_Directions_. Copy all of the material exactly. Pictures are not to appear in the copy.

[begin Given entries]

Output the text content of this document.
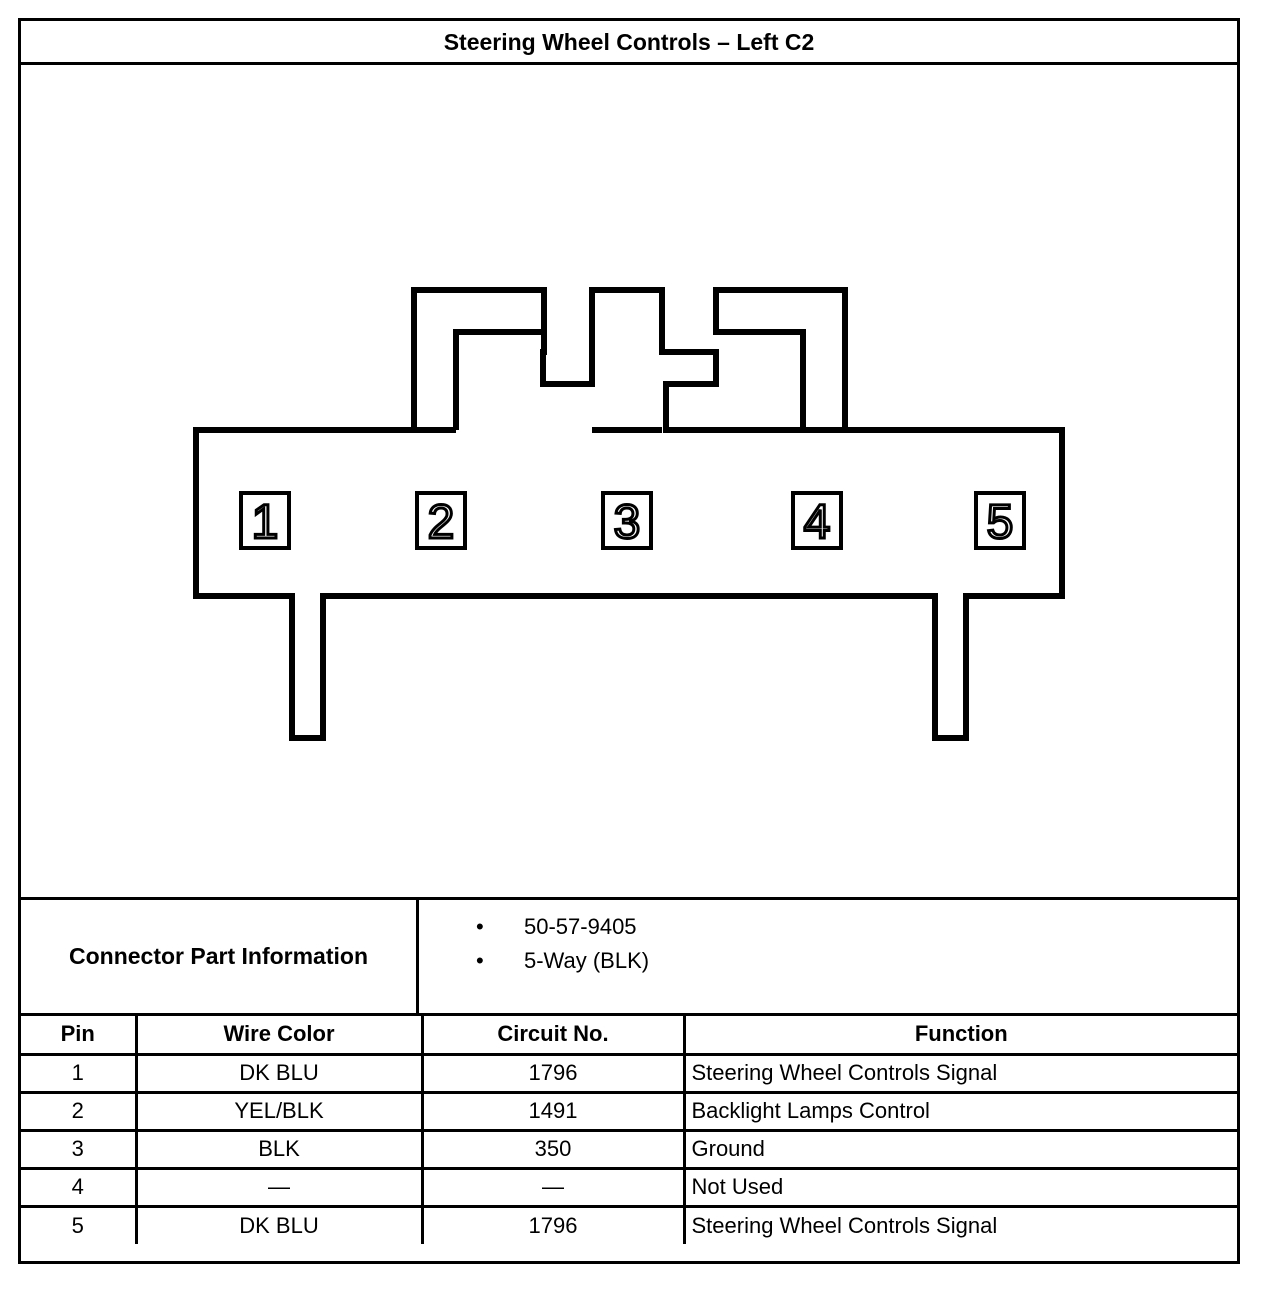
Steering Wheel Controls – Left C2
1	2	3	4	5
Connector Part Information
• 50-57-9405
• 5-Way (BLK)
Pin	Wire Color	Circuit No.	Function
1	DK BLU	1796	Steering Wheel Controls Signal
2	YEL/BLK	1491	Backlight Lamps Control
3	BLK	350	Ground
4	—	—	Not Used
5	DK BLU	1796	Steering Wheel Controls Signal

[end Given entries]

_Final result_.
Output the text content of this document.
Steering Wheel Controls – Left C2
1	2	3	4	5
Connector Part Information
• 50-57-9405
• 5-Way (BLK)
Pin	Wire Color	Circuit No.	Function
1	DK BLU	1796	Steering Wheel Controls Signal
2	YEL/BLK	1491	Backlight Lamps Control
3	BLK	350	Ground
4	—	—	Not Used
5	DK BLU	1796	Steering Wheel Controls Signal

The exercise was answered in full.